**Stored data entries**
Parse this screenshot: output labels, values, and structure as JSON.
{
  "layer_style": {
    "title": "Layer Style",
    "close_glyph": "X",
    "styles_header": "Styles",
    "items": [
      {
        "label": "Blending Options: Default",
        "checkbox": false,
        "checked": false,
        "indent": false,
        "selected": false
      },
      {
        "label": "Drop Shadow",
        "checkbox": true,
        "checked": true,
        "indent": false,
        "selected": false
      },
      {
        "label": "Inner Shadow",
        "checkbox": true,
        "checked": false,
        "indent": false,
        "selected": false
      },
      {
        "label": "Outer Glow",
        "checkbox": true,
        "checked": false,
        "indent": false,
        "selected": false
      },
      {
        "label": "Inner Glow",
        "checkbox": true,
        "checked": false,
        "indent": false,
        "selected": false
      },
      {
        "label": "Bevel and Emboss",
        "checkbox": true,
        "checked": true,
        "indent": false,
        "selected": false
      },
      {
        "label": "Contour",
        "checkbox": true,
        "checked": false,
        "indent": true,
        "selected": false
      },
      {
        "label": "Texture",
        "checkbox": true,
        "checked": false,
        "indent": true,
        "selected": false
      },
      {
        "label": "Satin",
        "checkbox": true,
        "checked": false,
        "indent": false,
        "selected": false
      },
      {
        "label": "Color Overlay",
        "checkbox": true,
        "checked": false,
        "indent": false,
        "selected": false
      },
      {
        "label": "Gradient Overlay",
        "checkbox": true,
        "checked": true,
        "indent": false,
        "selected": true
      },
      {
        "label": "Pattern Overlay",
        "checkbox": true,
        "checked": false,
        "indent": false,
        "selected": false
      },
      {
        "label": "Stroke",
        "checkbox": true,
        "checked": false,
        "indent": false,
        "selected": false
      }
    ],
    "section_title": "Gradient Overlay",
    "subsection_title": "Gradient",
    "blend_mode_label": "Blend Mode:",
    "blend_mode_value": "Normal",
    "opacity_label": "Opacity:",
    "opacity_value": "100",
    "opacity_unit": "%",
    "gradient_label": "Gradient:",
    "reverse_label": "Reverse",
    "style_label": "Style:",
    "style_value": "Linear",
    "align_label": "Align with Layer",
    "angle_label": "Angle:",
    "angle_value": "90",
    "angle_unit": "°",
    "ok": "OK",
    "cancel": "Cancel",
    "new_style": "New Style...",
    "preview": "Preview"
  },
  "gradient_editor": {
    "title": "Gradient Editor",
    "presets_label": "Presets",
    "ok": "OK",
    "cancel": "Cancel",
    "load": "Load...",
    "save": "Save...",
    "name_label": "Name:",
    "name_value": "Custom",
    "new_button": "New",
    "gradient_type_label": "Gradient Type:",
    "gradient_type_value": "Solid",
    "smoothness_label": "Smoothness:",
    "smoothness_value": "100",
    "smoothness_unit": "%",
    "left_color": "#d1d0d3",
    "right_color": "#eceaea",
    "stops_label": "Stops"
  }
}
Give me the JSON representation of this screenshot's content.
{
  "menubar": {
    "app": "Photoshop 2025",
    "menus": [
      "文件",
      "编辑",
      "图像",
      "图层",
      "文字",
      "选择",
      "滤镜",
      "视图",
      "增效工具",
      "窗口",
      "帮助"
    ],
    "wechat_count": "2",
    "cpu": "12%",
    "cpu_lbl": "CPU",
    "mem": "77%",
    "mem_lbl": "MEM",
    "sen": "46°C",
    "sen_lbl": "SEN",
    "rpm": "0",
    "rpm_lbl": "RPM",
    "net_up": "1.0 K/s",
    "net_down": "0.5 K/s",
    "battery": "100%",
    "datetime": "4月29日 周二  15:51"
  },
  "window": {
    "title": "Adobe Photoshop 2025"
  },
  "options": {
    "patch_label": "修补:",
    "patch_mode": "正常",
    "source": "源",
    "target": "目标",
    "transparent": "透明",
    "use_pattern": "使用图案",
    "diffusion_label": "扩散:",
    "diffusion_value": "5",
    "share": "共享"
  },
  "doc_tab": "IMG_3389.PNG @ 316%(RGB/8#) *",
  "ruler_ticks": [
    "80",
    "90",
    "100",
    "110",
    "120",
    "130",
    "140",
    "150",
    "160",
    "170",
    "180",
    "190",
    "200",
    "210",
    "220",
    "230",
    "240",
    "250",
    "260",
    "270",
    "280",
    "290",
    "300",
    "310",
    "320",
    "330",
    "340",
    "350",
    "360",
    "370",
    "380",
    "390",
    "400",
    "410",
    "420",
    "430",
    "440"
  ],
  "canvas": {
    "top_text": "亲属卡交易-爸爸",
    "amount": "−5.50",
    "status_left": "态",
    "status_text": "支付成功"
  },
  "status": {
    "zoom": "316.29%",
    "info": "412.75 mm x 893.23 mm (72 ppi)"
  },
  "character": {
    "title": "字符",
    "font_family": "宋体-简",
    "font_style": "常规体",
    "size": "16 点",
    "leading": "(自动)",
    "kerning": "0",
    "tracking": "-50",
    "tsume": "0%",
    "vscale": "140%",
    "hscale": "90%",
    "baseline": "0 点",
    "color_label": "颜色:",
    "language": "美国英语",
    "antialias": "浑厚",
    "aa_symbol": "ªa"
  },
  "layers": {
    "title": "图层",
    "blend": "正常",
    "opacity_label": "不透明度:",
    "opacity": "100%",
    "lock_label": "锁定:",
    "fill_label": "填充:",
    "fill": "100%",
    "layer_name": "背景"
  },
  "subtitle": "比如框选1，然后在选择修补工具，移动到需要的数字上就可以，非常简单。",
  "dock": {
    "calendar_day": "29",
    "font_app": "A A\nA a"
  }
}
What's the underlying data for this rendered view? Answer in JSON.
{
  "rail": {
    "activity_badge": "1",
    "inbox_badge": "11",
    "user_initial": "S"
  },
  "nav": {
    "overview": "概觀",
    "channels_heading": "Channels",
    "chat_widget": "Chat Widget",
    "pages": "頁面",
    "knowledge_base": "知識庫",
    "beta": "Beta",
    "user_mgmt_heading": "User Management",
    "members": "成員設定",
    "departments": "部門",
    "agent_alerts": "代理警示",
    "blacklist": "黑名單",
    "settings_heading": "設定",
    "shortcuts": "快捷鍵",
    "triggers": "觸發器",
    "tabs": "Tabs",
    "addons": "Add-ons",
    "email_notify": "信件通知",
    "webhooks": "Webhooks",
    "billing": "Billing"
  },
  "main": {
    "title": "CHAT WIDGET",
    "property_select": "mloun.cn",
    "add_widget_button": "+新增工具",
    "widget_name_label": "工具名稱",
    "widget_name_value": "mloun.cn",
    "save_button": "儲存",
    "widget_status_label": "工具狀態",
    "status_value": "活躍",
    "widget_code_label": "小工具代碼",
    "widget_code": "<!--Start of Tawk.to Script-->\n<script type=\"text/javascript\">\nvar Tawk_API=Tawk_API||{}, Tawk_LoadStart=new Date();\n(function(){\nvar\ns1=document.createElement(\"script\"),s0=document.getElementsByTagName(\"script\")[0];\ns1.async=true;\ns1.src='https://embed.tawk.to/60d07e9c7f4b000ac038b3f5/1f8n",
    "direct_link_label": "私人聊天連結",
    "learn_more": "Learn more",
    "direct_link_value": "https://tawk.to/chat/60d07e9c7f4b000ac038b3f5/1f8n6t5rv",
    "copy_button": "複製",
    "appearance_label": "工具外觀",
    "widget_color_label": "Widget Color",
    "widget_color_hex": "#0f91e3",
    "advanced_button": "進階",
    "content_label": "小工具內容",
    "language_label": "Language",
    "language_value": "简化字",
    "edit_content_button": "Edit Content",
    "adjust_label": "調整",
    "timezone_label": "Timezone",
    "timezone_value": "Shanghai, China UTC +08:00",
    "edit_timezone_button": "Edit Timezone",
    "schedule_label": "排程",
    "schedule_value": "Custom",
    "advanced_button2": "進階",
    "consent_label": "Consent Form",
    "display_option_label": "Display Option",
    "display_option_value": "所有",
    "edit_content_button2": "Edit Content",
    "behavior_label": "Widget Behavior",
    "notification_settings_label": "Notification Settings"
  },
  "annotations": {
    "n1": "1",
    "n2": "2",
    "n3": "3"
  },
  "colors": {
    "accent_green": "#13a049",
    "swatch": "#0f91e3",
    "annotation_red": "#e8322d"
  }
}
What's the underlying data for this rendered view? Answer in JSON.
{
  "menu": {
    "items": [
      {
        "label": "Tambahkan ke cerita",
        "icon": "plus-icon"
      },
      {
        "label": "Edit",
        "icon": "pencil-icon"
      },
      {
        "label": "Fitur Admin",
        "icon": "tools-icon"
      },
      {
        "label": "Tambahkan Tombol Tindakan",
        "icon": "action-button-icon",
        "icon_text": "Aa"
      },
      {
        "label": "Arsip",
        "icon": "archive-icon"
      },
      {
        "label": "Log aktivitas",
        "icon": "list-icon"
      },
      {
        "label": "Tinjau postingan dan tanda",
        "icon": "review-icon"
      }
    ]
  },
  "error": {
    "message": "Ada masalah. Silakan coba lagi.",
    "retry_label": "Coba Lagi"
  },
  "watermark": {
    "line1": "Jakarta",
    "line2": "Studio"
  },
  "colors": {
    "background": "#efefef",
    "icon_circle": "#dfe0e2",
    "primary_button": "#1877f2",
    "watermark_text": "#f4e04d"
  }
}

**EXERCISE DIRECTIONS**
From the data, list each line in which the string "Photoshop" appears.

**SOLUTION BELOW**
    "app": "Photoshop 2025",
    "title": "Adobe Photoshop 2025"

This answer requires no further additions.